* [The tasks]
1. According to the passage about Jupiter, how long does the planet take to complete one rotation on its axis?
2. Please extend the passage about Jupiter, beginning right after its final sentence.

* [Provided text]
* * * *
Orbit and Spin Jupiter, like all the other planets, travels around the Sun in a slightly elliptical, or oval-shaped, orbit. It completes one orbit in about 11.86 Earth years, which is the length of a year on Jupiter. Its average distance from the Sun is about 483 million miles (778 million kilometers), which is more than five times greater than Earth's.
Jupiter spins very quickly on its axis, faster than the other seven planets. It completes one rotation in about 9 hours and 55 minutes, which is the length of a day on Jupiter. The atmosphere spins at slightly different rates, with the clouds near the equator completing a rotation a few minutes faster than the clouds at higher latitudes. The force of a planet's rotation causes it to bulge slightly at the equator and to flatten slightly at the poles. Jupiter's rapid spin accentuates this, so it is less perfectly spherical than most of the other planets. Jupiter's spin axis is tilted only about 3 degrees. For this reason, it does not have seasons like Earth, Mars, and other planets with tilted axes.
Atmosphere
The clouds in Jupiter's atmosphere appear as alternating dark and bright bands roughly parallel to the equator. The darker bands are called belts, while the brighter bands are called zones. The clouds are also separated into different layers by depth. They range in color from white to tawny yellow, brown, salmon, and blue-gray. Scientists think that the clouds vary in color because they contain different chemicals.
Jupiter has a turbulent atmosphere, and its cloud systems form and change in a matter of hours or days. However, the underlying pattern of wind currents has been stable over decades. Strong winds blow east or west through the atmosphere in several alternating bands. They are interrupted in places by large whirling storm systems that appear from above as ovals.
The Great Red Spot projects higher than the planet's highest white clouds, and it probably also descends well below the main cloud layers. There is no clear evidence that the storm causes upwelling of material at its center, though some vertical movement would be expected. Scientists are not certain why the spot is reddish. They think its color might result from complex organic molecules, red phosphorous, or sulfur compounds. Any of these materials could be produced by lightning. They also could result from material upwelling to high altitudes, where it reacts chemically with ultraviolet radiation from the Sun.
Interior The atmosphere surrounding Jupiter makes up only a small percentage of the planet. Scientists cannot directly observe the planet below the atmosphere, however. Instead, they form theoretical models based on many known properties such as the planet's size, mass, density, rotation rate, heat balance, and atmospheric pressures and temperatures.
* * * *
[Coordinate annotation records]
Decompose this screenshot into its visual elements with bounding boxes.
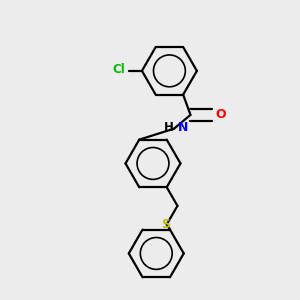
- Text: O: O: [215, 108, 226, 122]
- Text: H: H: [164, 121, 174, 134]
- Text: Cl: Cl: [113, 64, 125, 76]
- Text: N: N: [178, 121, 188, 134]
- Text: S: S: [161, 218, 170, 231]
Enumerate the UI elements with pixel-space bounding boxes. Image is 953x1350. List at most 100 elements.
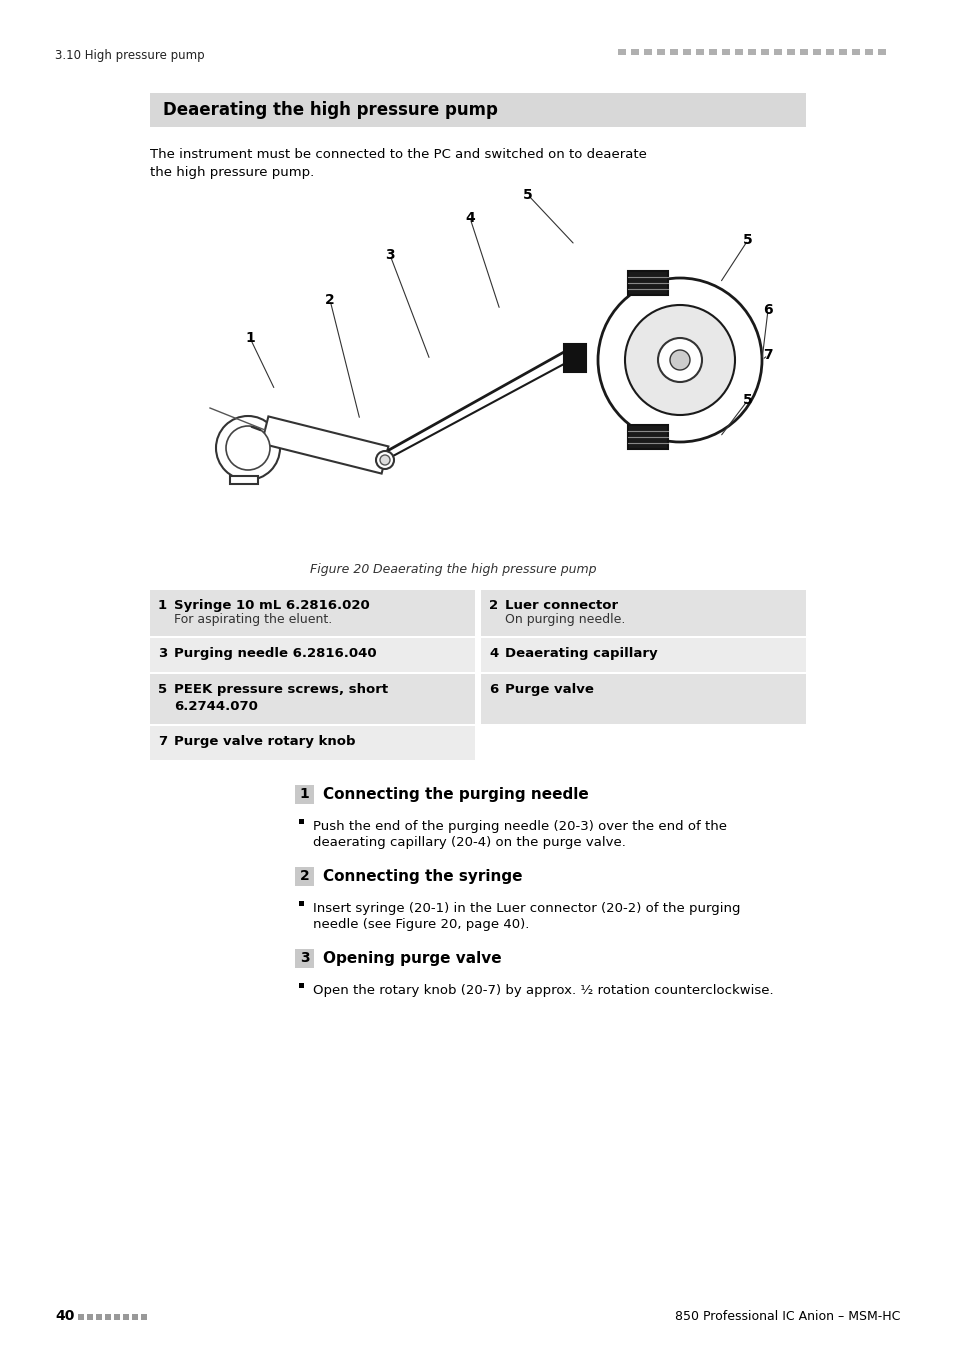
Text: Connecting the syringe: Connecting the syringe xyxy=(323,869,522,884)
Bar xyxy=(294,784,314,805)
Bar xyxy=(87,1314,92,1320)
Bar xyxy=(747,49,755,55)
Bar xyxy=(78,1314,84,1320)
Text: 2: 2 xyxy=(489,599,497,612)
Text: 3: 3 xyxy=(385,248,395,262)
Text: 5: 5 xyxy=(522,188,533,202)
Text: 850 Professional IC Anion – MSM-HC: 850 Professional IC Anion – MSM-HC xyxy=(674,1310,899,1323)
Text: Figure 20: Figure 20 xyxy=(310,563,369,576)
Text: needle (see Figure 20, page 40).: needle (see Figure 20, page 40). xyxy=(313,918,529,932)
Bar xyxy=(150,639,475,672)
Text: 5: 5 xyxy=(158,683,167,697)
Bar xyxy=(696,49,703,55)
Text: 4: 4 xyxy=(465,211,475,225)
Bar xyxy=(838,49,846,55)
Text: Purge valve rotary knob: Purge valve rotary knob xyxy=(173,734,355,748)
Circle shape xyxy=(215,416,280,481)
Text: Deaerating the high pressure pump: Deaerating the high pressure pump xyxy=(356,563,596,576)
Text: 40: 40 xyxy=(55,1310,74,1323)
Text: 3: 3 xyxy=(158,647,167,660)
Bar xyxy=(721,49,729,55)
Bar xyxy=(825,49,833,55)
Circle shape xyxy=(379,455,390,464)
Text: 6: 6 xyxy=(762,302,772,317)
Text: Open the rotary knob (20-7) by approx. ½ rotation counterclockwise.: Open the rotary knob (20-7) by approx. ½… xyxy=(313,984,773,998)
Bar xyxy=(298,983,304,988)
Bar xyxy=(294,867,314,886)
Text: 7: 7 xyxy=(158,734,167,748)
Text: The instrument must be connected to the PC and switched on to deaerate: The instrument must be connected to the … xyxy=(150,148,646,161)
Circle shape xyxy=(375,451,394,468)
Text: Connecting the purging needle: Connecting the purging needle xyxy=(323,787,588,802)
Circle shape xyxy=(598,278,761,441)
Text: 4: 4 xyxy=(489,647,497,660)
Bar xyxy=(627,271,667,296)
Bar xyxy=(105,1314,111,1320)
Text: 5: 5 xyxy=(742,393,752,406)
Bar xyxy=(708,49,717,55)
Bar xyxy=(298,900,304,906)
Bar xyxy=(480,590,805,636)
Bar xyxy=(141,1314,147,1320)
Bar xyxy=(123,1314,129,1320)
Bar xyxy=(618,49,625,55)
Text: 2: 2 xyxy=(325,293,335,306)
Bar xyxy=(630,49,639,55)
Text: Deaerating the high pressure pump: Deaerating the high pressure pump xyxy=(163,101,497,119)
Bar xyxy=(480,674,805,724)
Text: the high pressure pump.: the high pressure pump. xyxy=(150,166,314,180)
Text: 1: 1 xyxy=(158,599,167,612)
Bar xyxy=(563,344,585,373)
Text: PEEK pressure screws, short
6.2744.070: PEEK pressure screws, short 6.2744.070 xyxy=(173,683,388,713)
Bar xyxy=(669,49,678,55)
Text: 6: 6 xyxy=(489,683,497,697)
Text: Purge valve: Purge valve xyxy=(504,683,594,697)
Bar xyxy=(150,726,475,760)
Polygon shape xyxy=(261,416,388,474)
Bar xyxy=(851,49,859,55)
Text: deaerating capillary (20-4) on the purge valve.: deaerating capillary (20-4) on the purge… xyxy=(313,836,625,849)
Bar xyxy=(643,49,651,55)
Bar xyxy=(800,49,807,55)
Bar xyxy=(812,49,821,55)
Circle shape xyxy=(669,350,689,370)
Text: Deaerating capillary: Deaerating capillary xyxy=(504,647,657,660)
Circle shape xyxy=(226,427,270,470)
Text: Opening purge valve: Opening purge valve xyxy=(323,950,501,967)
Bar xyxy=(150,93,805,127)
Bar xyxy=(627,425,667,450)
Text: Purging needle 6.2816.040: Purging needle 6.2816.040 xyxy=(173,647,376,660)
Circle shape xyxy=(658,338,701,382)
Bar xyxy=(877,49,885,55)
Text: Push the end of the purging needle (20-3) over the end of the: Push the end of the purging needle (20-3… xyxy=(313,819,726,833)
Bar xyxy=(132,1314,138,1320)
Bar xyxy=(150,590,475,636)
Bar xyxy=(298,819,304,823)
Bar xyxy=(786,49,794,55)
Bar xyxy=(734,49,742,55)
Bar xyxy=(294,949,314,968)
Bar xyxy=(773,49,781,55)
Bar xyxy=(150,674,475,724)
Bar xyxy=(760,49,768,55)
Text: 3: 3 xyxy=(299,952,309,965)
Text: 3.10 High pressure pump: 3.10 High pressure pump xyxy=(55,49,204,62)
Text: 1: 1 xyxy=(245,331,254,346)
Bar xyxy=(96,1314,102,1320)
Text: Luer connector: Luer connector xyxy=(504,599,618,612)
Bar xyxy=(113,1314,120,1320)
Text: 1: 1 xyxy=(299,787,309,802)
Text: On purging needle.: On purging needle. xyxy=(504,613,625,626)
Text: 7: 7 xyxy=(762,348,772,362)
Text: 2: 2 xyxy=(299,869,309,883)
Text: 5: 5 xyxy=(742,234,752,247)
Text: Syringe 10 mL 6.2816.020: Syringe 10 mL 6.2816.020 xyxy=(173,599,370,612)
Bar xyxy=(682,49,690,55)
Bar xyxy=(657,49,664,55)
Circle shape xyxy=(624,305,734,414)
Bar xyxy=(864,49,872,55)
Text: Insert syringe (20-1) in the Luer connector (20-2) of the purging: Insert syringe (20-1) in the Luer connec… xyxy=(313,902,740,915)
Text: For aspirating the eluent.: For aspirating the eluent. xyxy=(173,613,332,626)
Polygon shape xyxy=(230,477,257,485)
Bar xyxy=(480,639,805,672)
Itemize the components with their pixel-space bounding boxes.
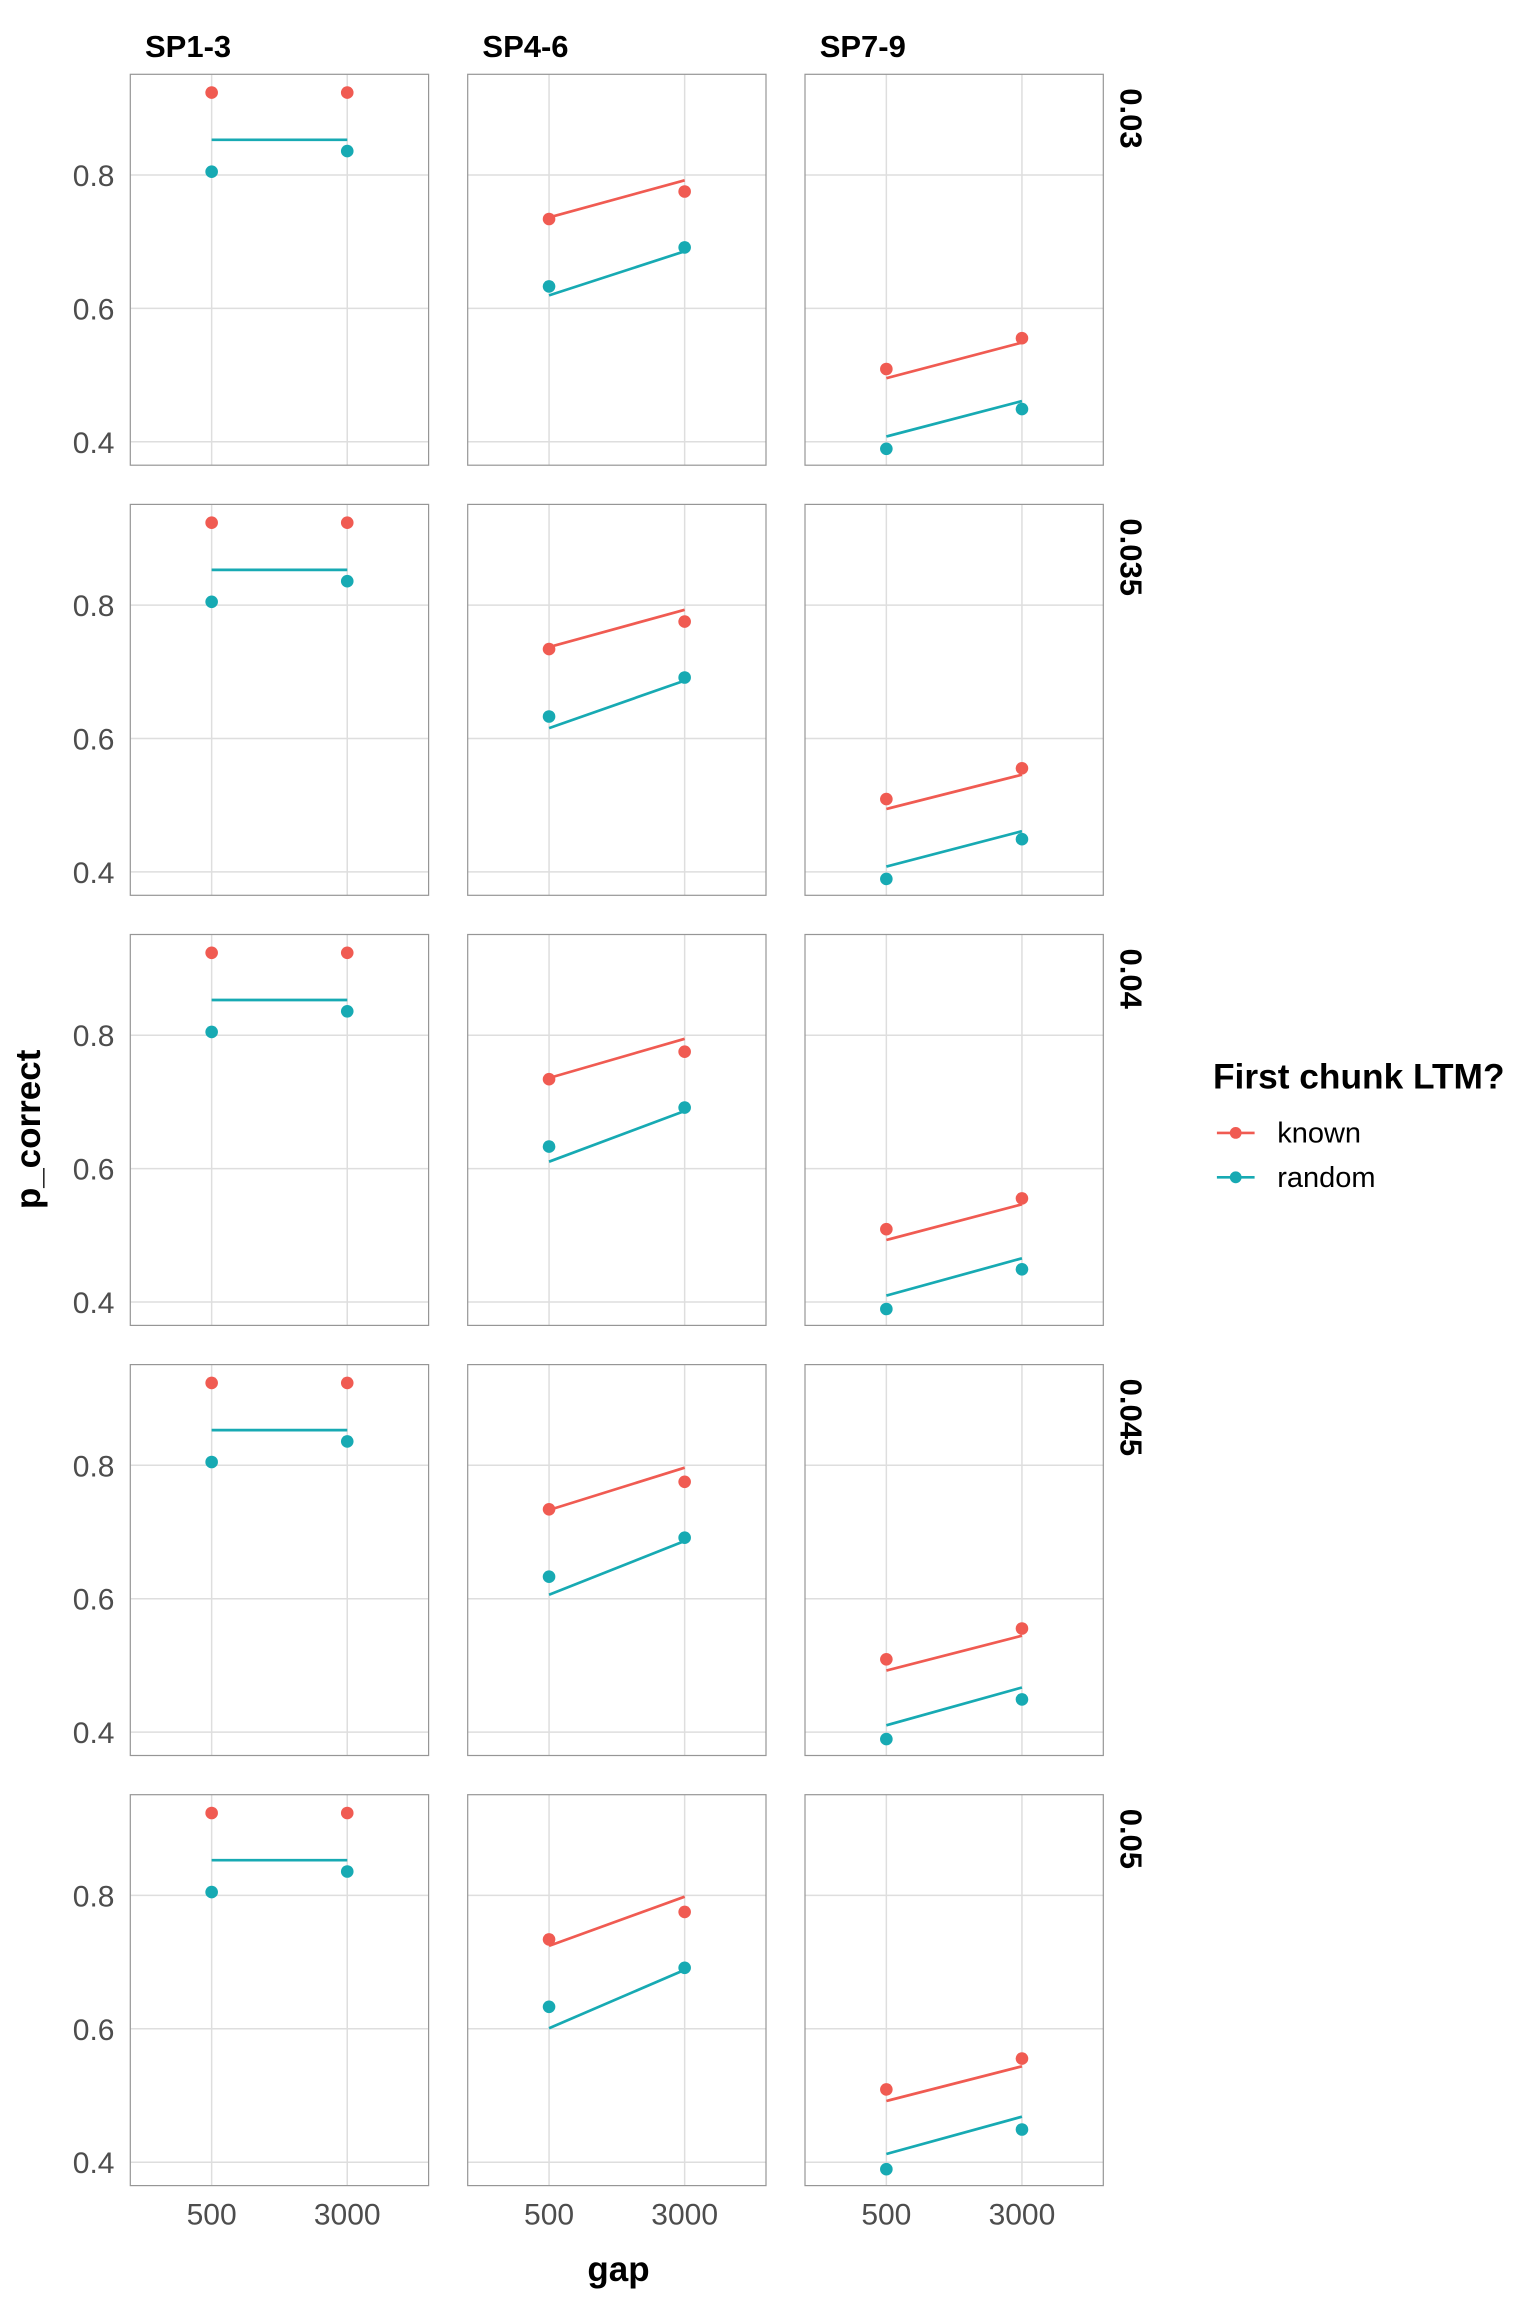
svg-text:0.8: 0.8	[73, 1880, 115, 1913]
svg-text:0.8: 0.8	[73, 1450, 115, 1483]
svg-text:0.035: 0.035	[1114, 518, 1149, 596]
svg-text:0.03: 0.03	[1114, 88, 1149, 148]
svg-text:0.6: 0.6	[73, 293, 115, 326]
svg-text:0.4: 0.4	[73, 1717, 115, 1750]
svg-text:0.4: 0.4	[73, 427, 115, 460]
svg-text:0.4: 0.4	[73, 1287, 115, 1320]
svg-text:0.05: 0.05	[1114, 1809, 1149, 1869]
svg-text:SP7-9: SP7-9	[820, 29, 906, 64]
svg-text:0.4: 0.4	[73, 2147, 115, 2180]
svg-text:0.8: 0.8	[73, 160, 115, 193]
svg-text:0.8: 0.8	[73, 1020, 115, 1053]
svg-text:0.6: 0.6	[73, 1154, 115, 1187]
svg-text:0.8: 0.8	[73, 590, 115, 623]
svg-text:500: 500	[524, 2199, 574, 2232]
svg-text:gap: gap	[587, 2250, 649, 2289]
svg-text:500: 500	[861, 2199, 911, 2232]
svg-text:3000: 3000	[314, 2199, 381, 2232]
svg-text:First chunk LTM?: First chunk LTM?	[1213, 1057, 1505, 1096]
svg-text:0.6: 0.6	[73, 724, 115, 757]
svg-text:500: 500	[187, 2199, 237, 2232]
svg-text:SP1-3: SP1-3	[145, 29, 231, 64]
svg-text:random: random	[1277, 1162, 1375, 1194]
svg-text:0.4: 0.4	[73, 857, 115, 890]
svg-text:3000: 3000	[989, 2199, 1056, 2232]
svg-text:SP4-6: SP4-6	[482, 29, 568, 64]
svg-text:0.04: 0.04	[1114, 949, 1149, 1010]
svg-text:p_correct: p_correct	[9, 1049, 48, 1209]
svg-text:0.045: 0.045	[1114, 1379, 1149, 1457]
svg-text:0.6: 0.6	[73, 2014, 115, 2047]
svg-text:3000: 3000	[651, 2199, 718, 2232]
svg-text:known: known	[1277, 1118, 1361, 1150]
svg-text:0.6: 0.6	[73, 1584, 115, 1617]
* * * *
* [Outputs]
1. About 9 hours and 55 minutes.

2.
Like the atmosphere, the interior is composed mainly of hydrogen and helium. Inside the planet, pressures and temperatures increase greatly with depth, so the hydrogen and helium get denser and denser. Starting at about a quarter of the way down to the center, the pressure has probably squeezed the hydrogen into liquid metallic form. In this state, the electrons are stripped away from the atomic nuclei, so the fluid hydrogen would conduct electricity like a metal.
At Jupiter's center is probably a very dense core. Different models have the core about a third as big as Earth to a bit bigger than Earth. Temperatures there may reach nearly 45,000° F (25,000° C). The pressure in the core is likely 50 million to 100 million times the pressure at sea level on Earth.
Jupiter has some sort of internal heat source. The planet emits nearly twice as much energy as it receives from the Sun, for reasons that are not entirely clear. Much of this heat was probably acquired during the planet's formation some 4.6 billion years ago. As the planet continues to cool off, it gradually emits heat. Scientists think that another process probably also generates some of the heat. This process involves helium separating out into droplets and sinking toward the planet's center. The friction of the helium droplets pushing against the liquid metallic hydrogen would convert some energy to heat.
Magnetic Field and Magnetosphere Jupiter has the largest and strongest magnetic field of all the planets. The planet's rapidly rotating, electrically conducting interior is thought to give rise to the strong field. Like Earth's magnetic field, it has two poles, north and south, like a giant bar magnet. The orientation of the poles is opposite that of Earth, so that a compass would point south on Jupiter. Jupiter's magnetic field is also tilted about 10 degrees relative to its spin axis.
The region of space dominated by Jupiter's magnetic field is called its magnetosphere. It is a huge teardrop-shaped area. On the side nearest the Sun it extends about 1.9 million miles (3 million kilometers). On that side, the magnetosphere holds off the solar wind, which is a flow of electrically charged particles from the Sun. This creates a large shock wave. On the opposite side of Jupiter, the solar wind pushes the magnetosphere's tail out to the orbit of Saturn, some 400 million miles (650 million kilometers) away.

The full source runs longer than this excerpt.